Requirement ▸ Skip every picture and transcribe the remaining material exactly.

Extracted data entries
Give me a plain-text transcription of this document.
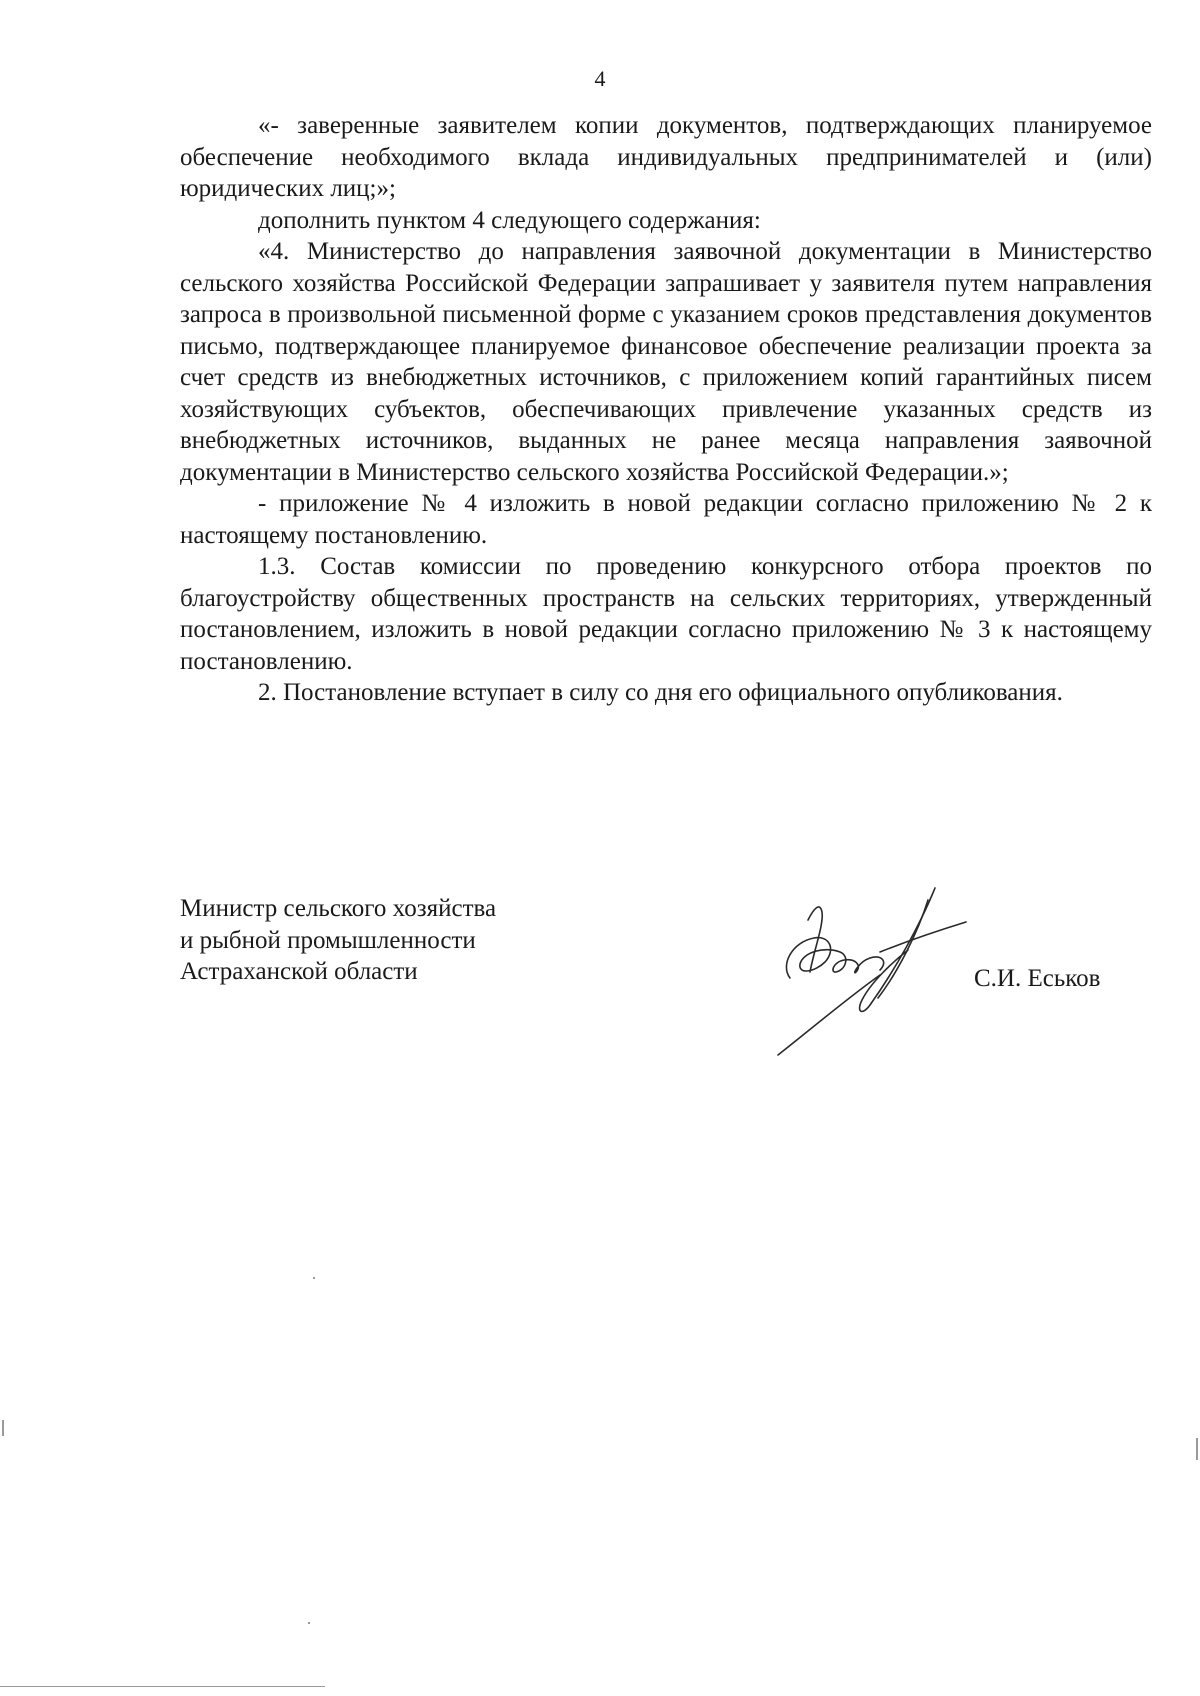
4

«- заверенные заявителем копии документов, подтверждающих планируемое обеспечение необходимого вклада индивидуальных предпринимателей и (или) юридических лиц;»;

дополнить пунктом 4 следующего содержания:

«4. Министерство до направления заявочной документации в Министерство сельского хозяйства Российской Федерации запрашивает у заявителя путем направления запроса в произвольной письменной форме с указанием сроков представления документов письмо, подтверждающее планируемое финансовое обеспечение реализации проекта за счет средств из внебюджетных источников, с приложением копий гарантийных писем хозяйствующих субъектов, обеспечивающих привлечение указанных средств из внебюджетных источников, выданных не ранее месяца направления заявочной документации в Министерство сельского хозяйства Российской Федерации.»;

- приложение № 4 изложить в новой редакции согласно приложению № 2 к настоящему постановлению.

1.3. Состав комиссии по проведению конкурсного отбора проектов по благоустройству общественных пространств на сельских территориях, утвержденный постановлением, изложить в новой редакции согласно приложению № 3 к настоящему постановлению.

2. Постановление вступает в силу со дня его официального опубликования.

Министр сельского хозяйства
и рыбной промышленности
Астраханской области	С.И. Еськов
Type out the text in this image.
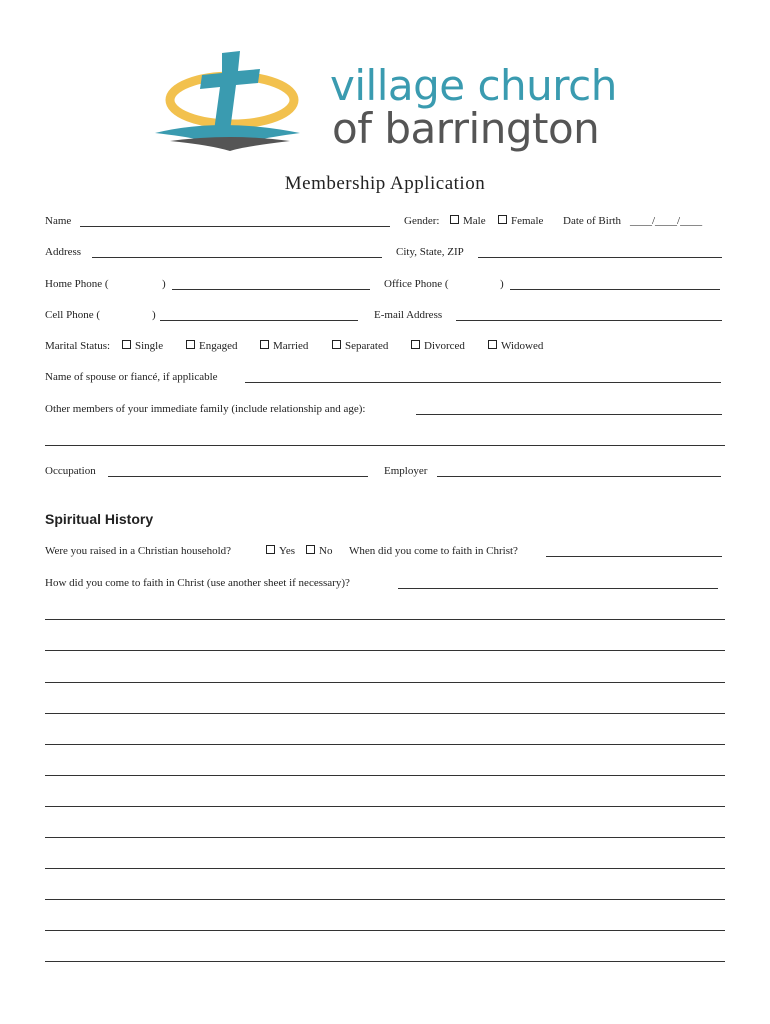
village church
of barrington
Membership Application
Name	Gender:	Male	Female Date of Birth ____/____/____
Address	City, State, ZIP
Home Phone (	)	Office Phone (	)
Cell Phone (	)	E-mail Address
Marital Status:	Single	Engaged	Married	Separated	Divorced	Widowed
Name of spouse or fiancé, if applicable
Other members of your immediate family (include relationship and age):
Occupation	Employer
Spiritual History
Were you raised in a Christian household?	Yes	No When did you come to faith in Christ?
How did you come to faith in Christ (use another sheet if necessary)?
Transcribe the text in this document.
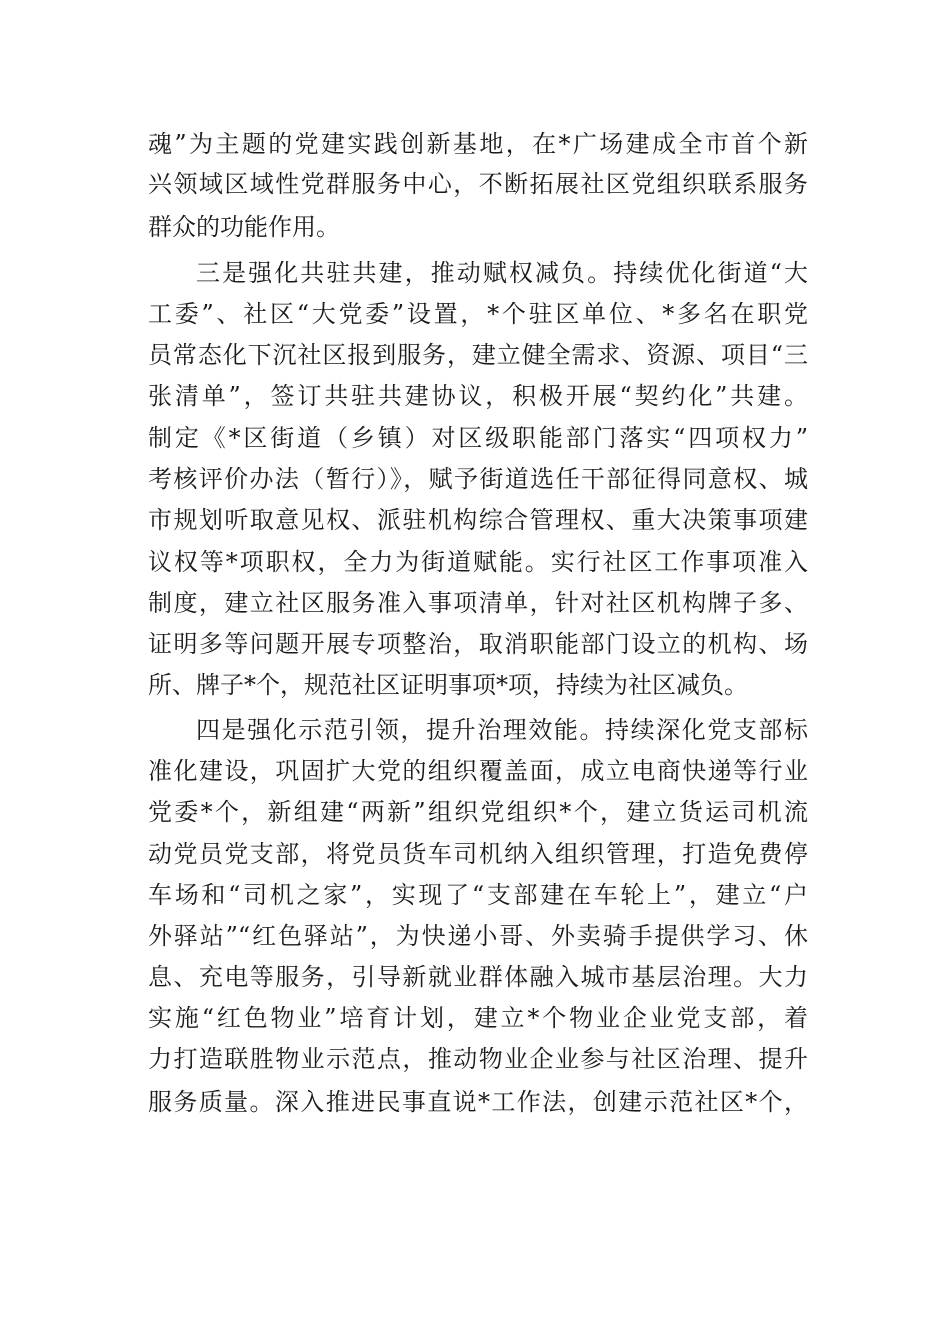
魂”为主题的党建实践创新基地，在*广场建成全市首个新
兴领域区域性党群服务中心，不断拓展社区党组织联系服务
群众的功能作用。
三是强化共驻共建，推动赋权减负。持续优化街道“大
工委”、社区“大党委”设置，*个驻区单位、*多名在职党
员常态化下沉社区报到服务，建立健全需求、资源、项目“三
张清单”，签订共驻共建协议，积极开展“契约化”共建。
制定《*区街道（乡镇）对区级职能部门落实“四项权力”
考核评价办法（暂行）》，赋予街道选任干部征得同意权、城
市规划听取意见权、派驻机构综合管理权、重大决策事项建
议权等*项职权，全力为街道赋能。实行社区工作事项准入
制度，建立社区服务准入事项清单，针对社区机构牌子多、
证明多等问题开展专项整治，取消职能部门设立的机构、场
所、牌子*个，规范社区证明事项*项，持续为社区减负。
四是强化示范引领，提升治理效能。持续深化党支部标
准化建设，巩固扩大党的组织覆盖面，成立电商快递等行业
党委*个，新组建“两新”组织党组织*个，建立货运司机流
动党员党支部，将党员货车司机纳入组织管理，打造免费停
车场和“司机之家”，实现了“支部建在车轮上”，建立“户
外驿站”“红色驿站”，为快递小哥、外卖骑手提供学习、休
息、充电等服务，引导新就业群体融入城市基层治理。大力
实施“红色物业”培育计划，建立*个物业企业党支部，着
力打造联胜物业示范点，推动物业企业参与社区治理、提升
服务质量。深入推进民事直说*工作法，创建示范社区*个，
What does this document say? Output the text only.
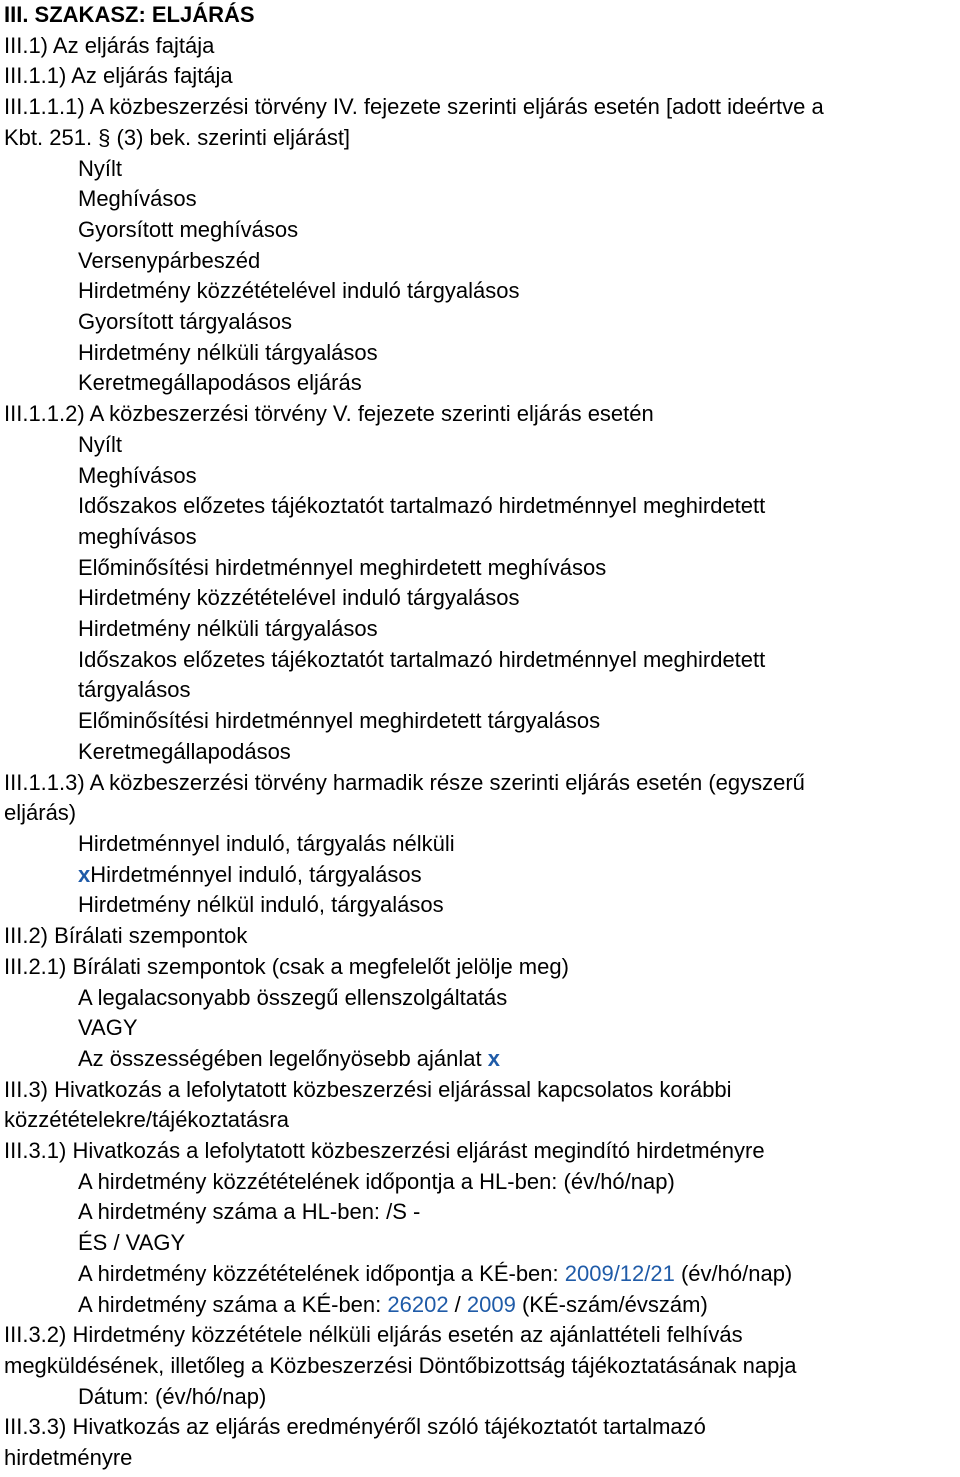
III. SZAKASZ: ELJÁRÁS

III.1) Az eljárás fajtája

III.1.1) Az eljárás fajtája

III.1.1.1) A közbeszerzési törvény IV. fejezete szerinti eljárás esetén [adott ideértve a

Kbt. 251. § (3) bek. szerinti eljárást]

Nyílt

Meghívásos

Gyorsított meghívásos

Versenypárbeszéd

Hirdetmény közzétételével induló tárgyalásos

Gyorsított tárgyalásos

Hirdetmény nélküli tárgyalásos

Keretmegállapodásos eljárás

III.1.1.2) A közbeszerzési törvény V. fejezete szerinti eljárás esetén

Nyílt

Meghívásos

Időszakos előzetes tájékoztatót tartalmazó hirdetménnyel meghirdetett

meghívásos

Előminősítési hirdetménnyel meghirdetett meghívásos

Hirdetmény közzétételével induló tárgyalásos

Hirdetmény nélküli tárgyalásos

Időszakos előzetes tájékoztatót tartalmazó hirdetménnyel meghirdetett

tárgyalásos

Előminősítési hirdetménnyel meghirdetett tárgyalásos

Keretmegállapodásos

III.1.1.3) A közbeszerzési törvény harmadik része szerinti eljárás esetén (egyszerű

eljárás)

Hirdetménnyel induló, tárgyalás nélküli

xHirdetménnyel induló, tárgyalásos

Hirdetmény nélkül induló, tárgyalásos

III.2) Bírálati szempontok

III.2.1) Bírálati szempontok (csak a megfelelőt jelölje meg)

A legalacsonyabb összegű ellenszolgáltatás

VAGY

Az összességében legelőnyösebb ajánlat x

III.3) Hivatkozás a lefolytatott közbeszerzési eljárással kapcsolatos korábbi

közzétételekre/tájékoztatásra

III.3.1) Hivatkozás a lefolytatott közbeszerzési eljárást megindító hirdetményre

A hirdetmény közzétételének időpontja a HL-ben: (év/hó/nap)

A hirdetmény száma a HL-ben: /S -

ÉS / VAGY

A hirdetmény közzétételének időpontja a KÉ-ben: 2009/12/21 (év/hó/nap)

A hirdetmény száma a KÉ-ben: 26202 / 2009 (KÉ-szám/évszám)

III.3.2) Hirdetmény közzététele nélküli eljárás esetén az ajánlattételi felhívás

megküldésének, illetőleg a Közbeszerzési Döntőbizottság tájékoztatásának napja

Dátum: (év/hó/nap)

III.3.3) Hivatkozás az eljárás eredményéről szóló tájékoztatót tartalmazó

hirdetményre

Written response ▸
Give me a plain-text transcription of this document.
4

«- заверенные заявителем копии документов, подтверждающих планируемое обеспечение необходимого вклада индивидуальных предпринимателей и (или) юридических лиц;»;

дополнить пунктом 4 следующего содержания:

«4. Министерство до направления заявочной документации в Министерство сельского хозяйства Российской Федерации запрашивает у заявителя путем направления запроса в произвольной письменной форме с указанием сроков представления документов письмо, подтверждающее планируемое финансовое обеспечение реализации проекта за счет средств из внебюджетных источников, с приложением копий гарантийных писем хозяйствующих субъектов, обеспечивающих привлечение указанных средств из внебюджетных источников, выданных не ранее месяца направления заявочной документации в Министерство сельского хозяйства Российской Федерации.»;

- приложение № 4 изложить в новой редакции согласно приложению № 2 к настоящему постановлению.

1.3. Состав комиссии по проведению конкурсного отбора проектов по благоустройству общественных пространств на сельских территориях, утвержденный постановлением, изложить в новой редакции согласно приложению № 3 к настоящему постановлению.

2. Постановление вступает в силу со дня его официального опубликования.

Министр сельского хозяйства
и рыбной промышленности
Астраханской области	С.И. Еськов
Type out the text in this image.
village church
of barrington
Membership Application
Name	Gender:	Male	Female Date of Birth ____/____/____
Address	City, State, ZIP
Home Phone (	)	Office Phone (	)
Cell Phone (	)	E-mail Address
Marital Status:	Single	Engaged	Married	Separated	Divorced	Widowed
Name of spouse or fiancé, if applicable
Other members of your immediate family (include relationship and age):
Occupation	Employer
Spiritual History
Were you raised in a Christian household?	Yes	No When did you come to faith in Christ?
How did you come to faith in Christ (use another sheet if necessary)?
Transcribe the text in this document.
魂”为主题的党建实践创新基地，在*广场建成全市首个新
兴领域区域性党群服务中心，不断拓展社区党组织联系服务
群众的功能作用。
三是强化共驻共建，推动赋权减负。持续优化街道“大
工委”、社区“大党委”设置，*个驻区单位、*多名在职党
员常态化下沉社区报到服务，建立健全需求、资源、项目“三
张清单”，签订共驻共建协议，积极开展“契约化”共建。
制定《*区街道（乡镇）对区级职能部门落实“四项权力”
考核评价办法（暂行）》，赋予街道选任干部征得同意权、城
市规划听取意见权、派驻机构综合管理权、重大决策事项建
议权等*项职权，全力为街道赋能。实行社区工作事项准入
制度，建立社区服务准入事项清单，针对社区机构牌子多、
证明多等问题开展专项整治，取消职能部门设立的机构、场
所、牌子*个，规范社区证明事项*项，持续为社区减负。
四是强化示范引领，提升治理效能。持续深化党支部标
准化建设，巩固扩大党的组织覆盖面，成立电商快递等行业
党委*个，新组建“两新”组织党组织*个，建立货运司机流
动党员党支部，将党员货车司机纳入组织管理，打造免费停
车场和“司机之家”，实现了“支部建在车轮上”，建立“户
外驿站”“红色驿站”，为快递小哥、外卖骑手提供学习、休
息、充电等服务，引导新就业群体融入城市基层治理。大力
实施“红色物业”培育计划，建立*个物业企业党支部，着
力打造联胜物业示范点，推动物业企业参与社区治理、提升
服务质量。深入推进民事直说*工作法，创建示范社区*个，
What does this document say? Output the text only.
III. SZAKASZ: ELJÁRÁS

III.1) Az eljárás fajtája

III.1.1) Az eljárás fajtája

III.1.1.1) A közbeszerzési törvény IV. fejezete szerinti eljárás esetén [adott ideértve a

Kbt. 251. § (3) bek. szerinti eljárást]

Nyílt

Meghívásos

Gyorsított meghívásos

Versenypárbeszéd

Hirdetmény közzétételével induló tárgyalásos

Gyorsított tárgyalásos

Hirdetmény nélküli tárgyalásos

Keretmegállapodásos eljárás

III.1.1.2) A közbeszerzési törvény V. fejezete szerinti eljárás esetén

Nyílt

Meghívásos

Időszakos előzetes tájékoztatót tartalmazó hirdetménnyel meghirdetett

meghívásos

Előminősítési hirdetménnyel meghirdetett meghívásos

Hirdetmény közzétételével induló tárgyalásos

Hirdetmény nélküli tárgyalásos

Időszakos előzetes tájékoztatót tartalmazó hirdetménnyel meghirdetett

tárgyalásos

Előminősítési hirdetménnyel meghirdetett tárgyalásos

Keretmegállapodásos

III.1.1.3) A közbeszerzési törvény harmadik része szerinti eljárás esetén (egyszerű

eljárás)

Hirdetménnyel induló, tárgyalás nélküli

xHirdetménnyel induló, tárgyalásos

Hirdetmény nélkül induló, tárgyalásos

III.2) Bírálati szempontok

III.2.1) Bírálati szempontok (csak a megfelelőt jelölje meg)

A legalacsonyabb összegű ellenszolgáltatás

VAGY

Az összességében legelőnyösebb ajánlat x

III.3) Hivatkozás a lefolytatott közbeszerzési eljárással kapcsolatos korábbi

közzétételekre/tájékoztatásra

III.3.1) Hivatkozás a lefolytatott közbeszerzési eljárást megindító hirdetményre

A hirdetmény közzétételének időpontja a HL-ben: (év/hó/nap)

A hirdetmény száma a HL-ben: /S -

ÉS / VAGY

A hirdetmény közzétételének időpontja a KÉ-ben: 2009/12/21 (év/hó/nap)

A hirdetmény száma a KÉ-ben: 26202 / 2009 (KÉ-szám/évszám)

III.3.2) Hirdetmény közzététele nélküli eljárás esetén az ajánlattételi felhívás

megküldésének, illetőleg a Közbeszerzési Döntőbizottság tájékoztatásának napja

Dátum: (év/hó/nap)

III.3.3) Hivatkozás az eljárás eredményéről szóló tájékoztatót tartalmazó

hirdetményre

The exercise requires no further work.